* Work to complete *
Arrange these lines as a Markdown table with two columns, Row and Entry, where Row holds each line's number and Entry holds the line. Skip any blank lines and leave the pictures out.

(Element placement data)
* begin *

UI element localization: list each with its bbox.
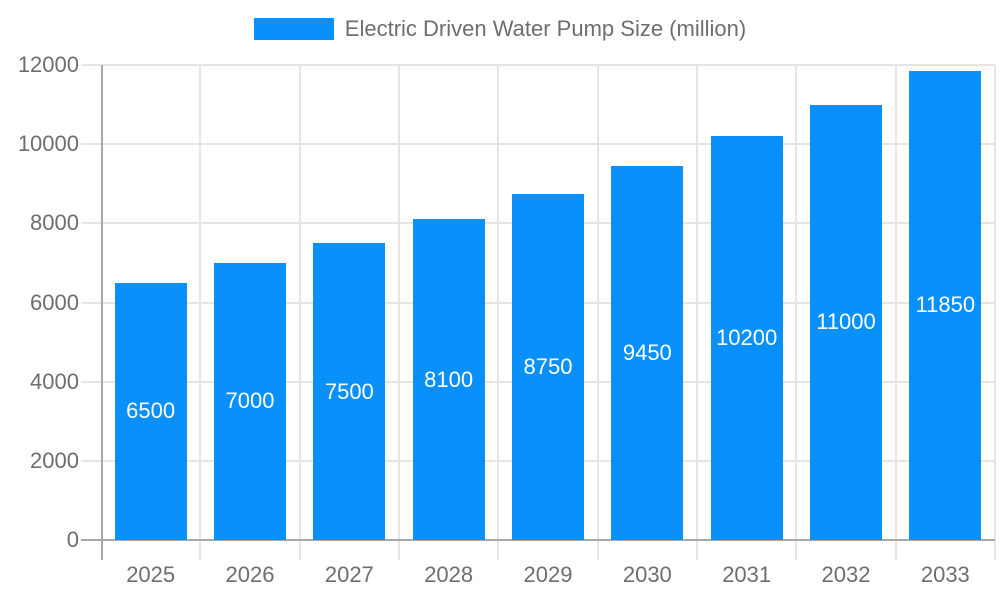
y-tick-label: 8000 — [30, 210, 79, 236]
legend-label: Electric Driven Water Pump Size (million… — [344, 16, 747, 41]
gridline-v — [696, 65, 698, 560]
gridline-v — [596, 65, 599, 560]
x-tick-label: 2025 — [126, 562, 176, 587]
bar-value-label: 9450 — [622, 339, 672, 365]
bar-2030[interactable]: 9450 — [611, 165, 684, 540]
gridline-h — [81, 143, 995, 146]
y-axis-line — [101, 65, 103, 560]
bar-2029[interactable]: 8750 — [512, 193, 584, 540]
bar-value-label: 11000 — [816, 309, 876, 335]
y-tick-label: 12000 — [17, 52, 79, 77]
bar-value-label: 10200 — [716, 325, 778, 351]
x-tick-label: 2033 — [920, 562, 970, 587]
y-tick-label: 2000 — [30, 447, 79, 473]
gridline-h — [81, 64, 995, 66]
bar-2026[interactable]: 7000 — [214, 262, 286, 540]
bar-2033[interactable]: 11850 — [909, 70, 982, 540]
y-tick-label: 0 — [66, 527, 79, 552]
bar-value-label: 6500 — [126, 398, 176, 424]
legend-swatch-icon — [253, 18, 334, 40]
bar-value-label: 7500 — [324, 378, 374, 404]
gridline-v — [199, 65, 202, 560]
gridline-v — [398, 65, 400, 560]
y-tick-label: 10000 — [17, 131, 79, 157]
bar-2025[interactable]: 6500 — [114, 282, 187, 540]
x-axis-line — [81, 539, 995, 541]
bar-2028[interactable]: 8100 — [412, 219, 485, 540]
legend: Electric Driven Water Pump Size (million… — [0, 16, 1000, 42]
bar-value-label: 8750 — [523, 353, 573, 379]
bar-2027[interactable]: 7500 — [313, 243, 386, 540]
legend-item[interactable]: Electric Driven Water Pump Size (million… — [253, 16, 747, 42]
bar-value-label: 8100 — [424, 366, 474, 392]
y-tick-label: 4000 — [30, 368, 79, 394]
gridline-v — [994, 65, 996, 560]
gridline-v — [497, 65, 500, 560]
x-tick-label: 2032 — [821, 562, 871, 587]
x-tick-label: 2031 — [722, 562, 772, 587]
gridline-v — [298, 65, 301, 560]
gridline-v — [894, 65, 897, 560]
y-tick-label: 6000 — [30, 289, 79, 315]
bar-2031[interactable]: 10200 — [710, 136, 783, 540]
x-tick-label: 2029 — [523, 562, 573, 587]
bar-2032[interactable]: 11000 — [810, 104, 882, 540]
x-tick-label: 2026 — [225, 562, 275, 587]
x-tick-label: 2027 — [324, 562, 374, 587]
gridline-v — [795, 65, 798, 560]
x-tick-label: 2030 — [622, 562, 672, 587]
x-tick-label: 2028 — [424, 562, 474, 587]
bar-value-label: 11850 — [915, 292, 976, 318]
bar-value-label: 7000 — [225, 388, 275, 414]
plot-area: 6500 7000 7500 8100 8750 9450 10200 11000 11850 — [81, 64, 996, 560]
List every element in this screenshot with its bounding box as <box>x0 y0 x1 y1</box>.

* end *

* Problem solution *
| Row | Entry |
|---|---|
| 1 | UI element localization: list each with its bbox. |
| 2 | y-tick-label: 8000 — [30, 210, 79, 236] |
| 3 | legend-label: Electric Driven Water Pump Size (million… — [344, 16, 747, 41] |
| 4 | gridline-v — [696, 65, 698, 560] |
| 5 | gridline-v — [596, 65, 599, 560] |
| 6 | x-tick-label: 2025 — [126, 562, 176, 587] |
| 7 | bar-value-label: 9450 — [622, 339, 672, 365] |
| 8 | bar-2030[interactable]: 9450 — [611, 165, 684, 540] |
| 9 | gridline-h — [81, 143, 995, 146] |
| 10 | y-axis-line — [101, 65, 103, 560] |
| 11 | bar-2029[interactable]: 8750 — [512, 193, 584, 540] |
| 12 | bar-value-label: 11000 — [816, 309, 876, 335] |
| 13 | y-tick-label: 12000 — [17, 52, 79, 77] |
| 14 | bar-value-label: 10200 — [716, 325, 778, 351] |
| 15 | x-tick-label: 2033 — [920, 562, 970, 587] |
| 16 | y-tick-label: 2000 — [30, 447, 79, 473] |
| 17 | gridline-h — [81, 64, 995, 66] |
| 18 | bar-2026[interactable]: 7000 — [214, 262, 286, 540] |
| 19 | bar-2033[interactable]: 11850 — [909, 70, 982, 540] |
| 20 | y-tick-label: 0 — [66, 527, 79, 552] |
| 21 | bar-value-label: 6500 — [126, 398, 176, 424] |
| 22 | legend-swatch-icon — [253, 18, 334, 40] |
| 23 | bar-value-label: 7500 — [324, 378, 374, 404] |
| 24 | gridline-v — [199, 65, 202, 560] |
| 25 | gridline-v — [398, 65, 400, 560] |
| 26 | y-tick-label: 10000 — [17, 131, 79, 157] |
| 27 | bar-2025[interactable]: 6500 — [114, 282, 187, 540] |
| 28 | x-axis-line — [81, 539, 995, 541] |
| 29 | bar-2028[interactable]: 8100 — [412, 219, 485, 540] |
| 30 | legend: Electric Driven Water Pump Size (million… — [0, 16, 1000, 42] |
| 31 | bar-value-label: 8750 — [523, 353, 573, 379] |
| 32 | bar-2027[interactable]: 7500 — [313, 243, 386, 540] |
| 33 | legend-item[interactable]: Electric Driven Water Pump Size (million… — [253, 16, 747, 42] |
| 34 | bar-value-label: 8100 — [424, 366, 474, 392] |
| 35 | y-tick-label: 4000 — [30, 368, 79, 394] |
| 36 | gridline-v — [994, 65, 996, 560] |
| 37 | gridline-v — [497, 65, 500, 560] |
| 38 | x-tick-label: 2032 — [821, 562, 871, 587] |
| 39 | x-tick-label: 2031 — [722, 562, 772, 587] |
| 40 | gridline-v — [298, 65, 301, 560] |
| 41 | gridline-v — [894, 65, 897, 560] |
| 42 | y-tick-label: 6000 — [30, 289, 79, 315] |
| 43 | bar-2031[interactable]: 10200 — [710, 136, 783, 540] |
| 44 | x-tick-label: 2029 — [523, 562, 573, 587] |
| 45 | bar-2032[interactable]: 11000 — [810, 104, 882, 540] |
| 46 | x-tick-label: 2026 — [225, 562, 275, 587] |
| 47 | x-tick-label: 2027 — [324, 562, 374, 587] |
| 48 | gridline-v — [795, 65, 798, 560] |
| 49 | x-tick-label: 2030 — [622, 562, 672, 587] |
| 50 | x-tick-label: 2028 — [424, 562, 474, 587] |
| 51 | bar-value-label: 11850 — [915, 292, 976, 318] |
| 52 | bar-value-label: 7000 — [225, 388, 275, 414] |
| 53 | plot-area: 6500 7000 7500 8100 8750 9450 10200 11000 11850 — [81, 64, 996, 560] |
| 54 | List every element in this screenshot with its bounding box as <box>x0 y0 x1 y1</box>. |